| STATED PROBLEM |
Copy out every line in the entries below that includes "Изделие".

___ RECORDS FOR THIS EXERCISE

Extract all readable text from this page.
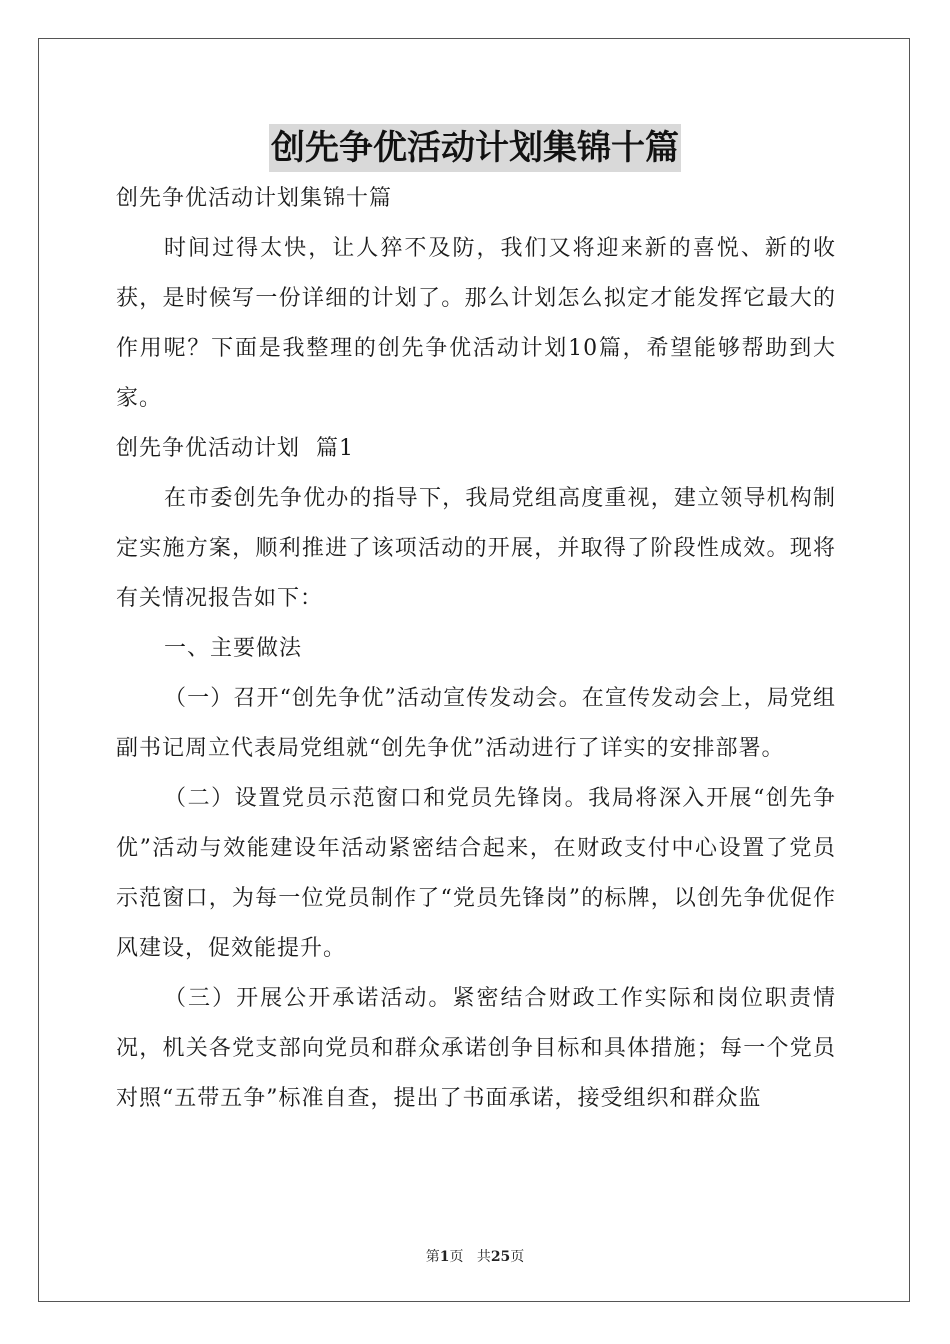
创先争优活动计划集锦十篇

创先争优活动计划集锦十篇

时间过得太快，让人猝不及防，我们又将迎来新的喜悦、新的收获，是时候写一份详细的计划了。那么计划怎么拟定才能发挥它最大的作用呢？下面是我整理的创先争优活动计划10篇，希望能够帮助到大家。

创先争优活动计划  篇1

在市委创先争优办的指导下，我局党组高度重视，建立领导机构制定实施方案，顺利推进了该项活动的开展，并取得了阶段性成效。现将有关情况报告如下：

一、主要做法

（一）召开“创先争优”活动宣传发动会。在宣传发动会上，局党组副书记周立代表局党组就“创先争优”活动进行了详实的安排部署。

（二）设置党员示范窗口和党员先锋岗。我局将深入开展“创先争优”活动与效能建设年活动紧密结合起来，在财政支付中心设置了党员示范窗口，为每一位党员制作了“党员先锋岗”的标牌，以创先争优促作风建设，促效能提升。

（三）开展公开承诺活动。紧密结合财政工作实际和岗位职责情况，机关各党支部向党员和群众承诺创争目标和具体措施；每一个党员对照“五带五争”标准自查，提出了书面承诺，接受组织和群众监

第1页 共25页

______
___ RECORDS FOR THIS EXERCISE

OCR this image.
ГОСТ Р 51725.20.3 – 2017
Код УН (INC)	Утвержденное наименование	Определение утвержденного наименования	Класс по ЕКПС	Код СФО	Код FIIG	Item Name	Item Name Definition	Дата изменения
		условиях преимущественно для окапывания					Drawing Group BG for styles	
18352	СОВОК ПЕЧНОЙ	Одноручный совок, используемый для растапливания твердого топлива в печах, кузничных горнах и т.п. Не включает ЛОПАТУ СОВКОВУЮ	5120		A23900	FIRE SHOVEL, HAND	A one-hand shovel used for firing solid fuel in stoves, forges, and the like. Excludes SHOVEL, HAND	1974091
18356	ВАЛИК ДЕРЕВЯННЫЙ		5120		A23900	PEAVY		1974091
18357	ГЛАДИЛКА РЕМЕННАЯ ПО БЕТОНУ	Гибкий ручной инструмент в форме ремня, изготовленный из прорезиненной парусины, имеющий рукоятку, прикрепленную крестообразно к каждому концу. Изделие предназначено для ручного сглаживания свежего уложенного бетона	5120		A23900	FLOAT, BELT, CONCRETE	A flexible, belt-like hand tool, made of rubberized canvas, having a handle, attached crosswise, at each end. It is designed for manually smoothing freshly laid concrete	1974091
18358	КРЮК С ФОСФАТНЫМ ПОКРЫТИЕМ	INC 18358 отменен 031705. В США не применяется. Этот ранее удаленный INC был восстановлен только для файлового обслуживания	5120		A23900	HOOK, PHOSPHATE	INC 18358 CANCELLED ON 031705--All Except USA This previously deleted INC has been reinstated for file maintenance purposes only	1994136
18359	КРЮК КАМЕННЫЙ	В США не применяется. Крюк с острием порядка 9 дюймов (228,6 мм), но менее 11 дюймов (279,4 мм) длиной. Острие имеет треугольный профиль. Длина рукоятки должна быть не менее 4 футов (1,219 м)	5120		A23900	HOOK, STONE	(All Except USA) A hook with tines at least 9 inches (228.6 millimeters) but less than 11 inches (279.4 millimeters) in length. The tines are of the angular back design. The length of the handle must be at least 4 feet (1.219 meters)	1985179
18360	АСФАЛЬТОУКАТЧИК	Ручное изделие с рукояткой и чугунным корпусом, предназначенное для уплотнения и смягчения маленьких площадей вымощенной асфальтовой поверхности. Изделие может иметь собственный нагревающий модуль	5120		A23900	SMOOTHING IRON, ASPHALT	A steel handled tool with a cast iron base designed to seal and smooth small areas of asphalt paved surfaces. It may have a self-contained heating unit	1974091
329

______

| EXPECTED OUTPUT |
18357	ГЛАДИЛКА РЕМЕННАЯ ПО БЕТОНУ	Гибкий ручной инструмент в форме ремня, изготовленный из прорезиненной парусины, имеющий рукоятку, прикрепленную крестообразно к каждому концу. Изделие предназначено для ручного сглаживания свежего уложенного бетона	5120		A23900	FLOAT, BELT, CONCRETE	A flexible, belt-like hand tool, made of rubberized canvas, having a handle, attached crosswise, at each end. It is designed for manually smoothing freshly laid concrete	1974091
18360	АСФАЛЬТОУКАТЧИК	Ручное изделие с рукояткой и чугунным корпусом, предназначенное для уплотнения и смягчения маленьких площадей вымощенной асфальтовой поверхности. Изделие может иметь собственный нагревающий модуль	5120		A23900	SMOOTHING IRON, ASPHALT	A steel handled tool with a cast iron base designed to seal and smooth small areas of asphalt paved surfaces. It may have a self-contained heating unit	1974091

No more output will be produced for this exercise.